**THE DATA**
>> START
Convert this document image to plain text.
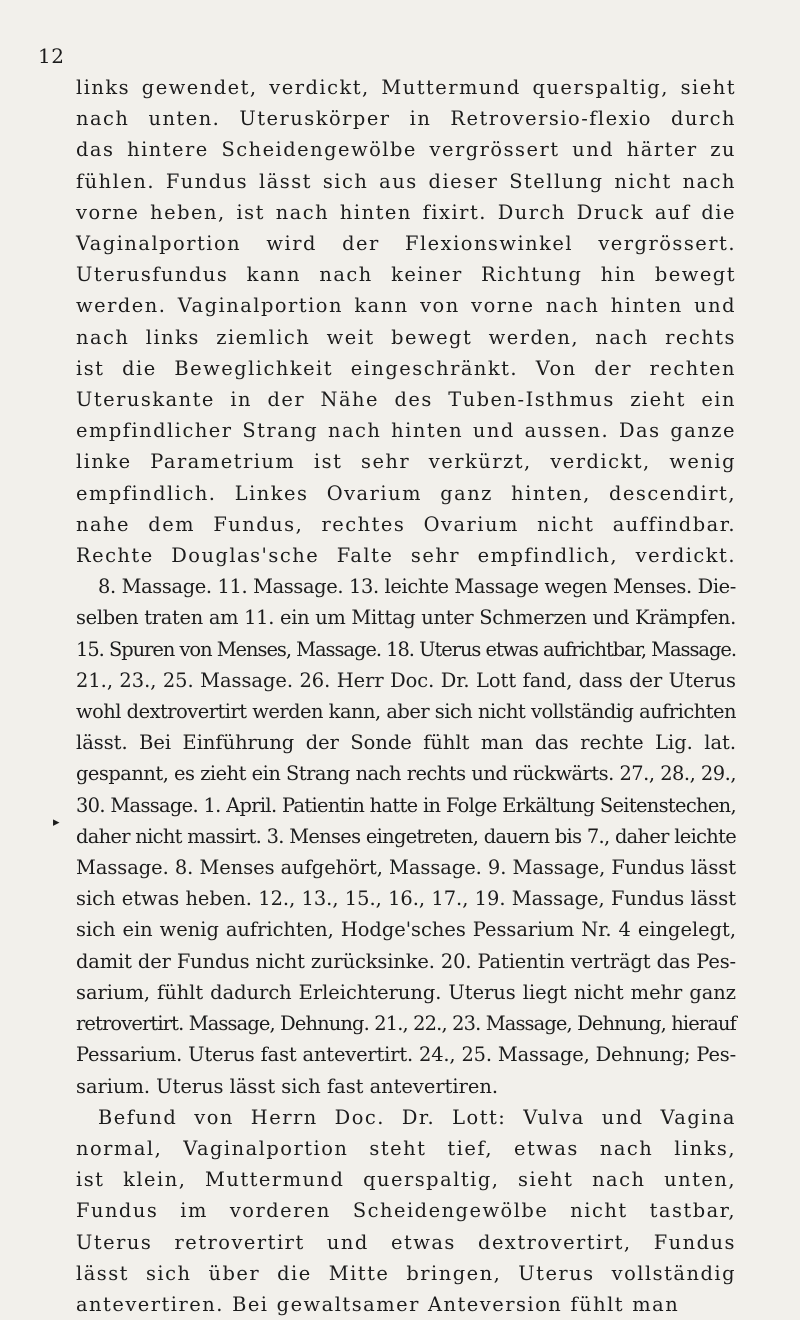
12
▸
links gewendet, verdickt, Muttermund querspaltig, sieht
nach unten. Uteruskörper in Retroversio-flexio durch
das hintere Scheidengewölbe vergrössert und härter zu
fühlen. Fundus lässt sich aus dieser Stellung nicht nach
vorne heben, ist nach hinten fixirt. Durch Druck auf die
Vaginalportion wird der Flexionswinkel vergrössert.
Uterusfundus kann nach keiner Richtung hin bewegt
werden. Vaginalportion kann von vorne nach hinten und
nach links ziemlich weit bewegt werden, nach rechts
ist die Beweglichkeit eingeschränkt. Von der rechten
Uteruskante in der Nähe des Tuben-Isthmus zieht ein
empfindlicher Strang nach hinten und aussen. Das ganze
linke Parametrium ist sehr verkürzt, verdickt, wenig
empfindlich. Linkes Ovarium ganz hinten, descendirt,
nahe dem Fundus, rechtes Ovarium nicht auffindbar.
Rechte Douglas'sche Falte sehr empfindlich, verdickt.
8. Massage. 11. Massage. 13. leichte Massage wegen Menses. Die-
selben traten am 11. ein um Mittag unter Schmerzen und Krämpfen.
15. Spuren von Menses, Massage. 18. Uterus etwas aufrichtbar, Massage.
21., 23., 25. Massage. 26. Herr Doc. Dr. Lott fand, dass der Uterus
wohl dextrovertirt werden kann, aber sich nicht vollständig aufrichten
lässt. Bei Einführung der Sonde fühlt man das rechte Lig. lat.
gespannt, es zieht ein Strang nach rechts und rückwärts. 27., 28., 29.,
30. Massage. 1. April. Patientin hatte in Folge Erkältung Seitenstechen,
daher nicht massirt. 3. Menses eingetreten, dauern bis 7., daher leichte
Massage. 8. Menses aufgehört, Massage. 9. Massage, Fundus lässt
sich etwas heben. 12., 13., 15., 16., 17., 19. Massage, Fundus lässt
sich ein wenig aufrichten, Hodge'sches Pessarium Nr. 4 eingelegt,
damit der Fundus nicht zurücksinke. 20. Patientin verträgt das Pes-
sarium, fühlt dadurch Erleichterung. Uterus liegt nicht mehr ganz
retrovertirt. Massage, Dehnung. 21., 22., 23. Massage, Dehnung, hierauf
Pessarium. Uterus fast antevertirt. 24., 25. Massage, Dehnung; Pes-
sarium. Uterus lässt sich fast antevertiren.
Befund von Herrn Doc. Dr. Lott: Vulva und Vagina
normal, Vaginalportion steht tief, etwas nach links,
ist klein, Muttermund querspaltig, sieht nach unten,
Fundus im vorderen Scheidengewölbe nicht tastbar,
Uterus retrovertirt und etwas dextrovertirt, Fundus
lässt sich über die Mitte bringen, Uterus vollständig
antevertiren. Bei gewaltsamer Anteversion fühlt man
>> END
**INSTRUCTIONS TO FOLLOW**
Reproduce each line word for word and drop the pictures.

**THE OUTPUT**
Convert this document image to plain text.
12
▸
links gewendet, verdickt, Muttermund querspaltig, sieht
nach unten. Uteruskörper in Retroversio-flexio durch
das hintere Scheidengewölbe vergrössert und härter zu
fühlen. Fundus lässt sich aus dieser Stellung nicht nach
vorne heben, ist nach hinten fixirt. Durch Druck auf die
Vaginalportion wird der Flexionswinkel vergrössert.
Uterusfundus kann nach keiner Richtung hin bewegt
werden. Vaginalportion kann von vorne nach hinten und
nach links ziemlich weit bewegt werden, nach rechts
ist die Beweglichkeit eingeschränkt. Von der rechten
Uteruskante in der Nähe des Tuben-Isthmus zieht ein
empfindlicher Strang nach hinten und aussen. Das ganze
linke Parametrium ist sehr verkürzt, verdickt, wenig
empfindlich. Linkes Ovarium ganz hinten, descendirt,
nahe dem Fundus, rechtes Ovarium nicht auffindbar.
Rechte Douglas'sche Falte sehr empfindlich, verdickt.
8. Massage. 11. Massage. 13. leichte Massage wegen Menses. Die-
selben traten am 11. ein um Mittag unter Schmerzen und Krämpfen.
15. Spuren von Menses, Massage. 18. Uterus etwas aufrichtbar, Massage.
21., 23., 25. Massage. 26. Herr Doc. Dr. Lott fand, dass der Uterus
wohl dextrovertirt werden kann, aber sich nicht vollständig aufrichten
lässt. Bei Einführung der Sonde fühlt man das rechte Lig. lat.
gespannt, es zieht ein Strang nach rechts und rückwärts. 27., 28., 29.,
30. Massage. 1. April. Patientin hatte in Folge Erkältung Seitenstechen,
daher nicht massirt. 3. Menses eingetreten, dauern bis 7., daher leichte
Massage. 8. Menses aufgehört, Massage. 9. Massage, Fundus lässt
sich etwas heben. 12., 13., 15., 16., 17., 19. Massage, Fundus lässt
sich ein wenig aufrichten, Hodge'sches Pessarium Nr. 4 eingelegt,
damit der Fundus nicht zurücksinke. 20. Patientin verträgt das Pes-
sarium, fühlt dadurch Erleichterung. Uterus liegt nicht mehr ganz
retrovertirt. Massage, Dehnung. 21., 22., 23. Massage, Dehnung, hierauf
Pessarium. Uterus fast antevertirt. 24., 25. Massage, Dehnung; Pes-
sarium. Uterus lässt sich fast antevertiren.
Befund von Herrn Doc. Dr. Lott: Vulva und Vagina
normal, Vaginalportion steht tief, etwas nach links,
ist klein, Muttermund querspaltig, sieht nach unten,
Fundus im vorderen Scheidengewölbe nicht tastbar,
Uterus retrovertirt und etwas dextrovertirt, Fundus
lässt sich über die Mitte bringen, Uterus vollständig
antevertiren. Bei gewaltsamer Anteversion fühlt man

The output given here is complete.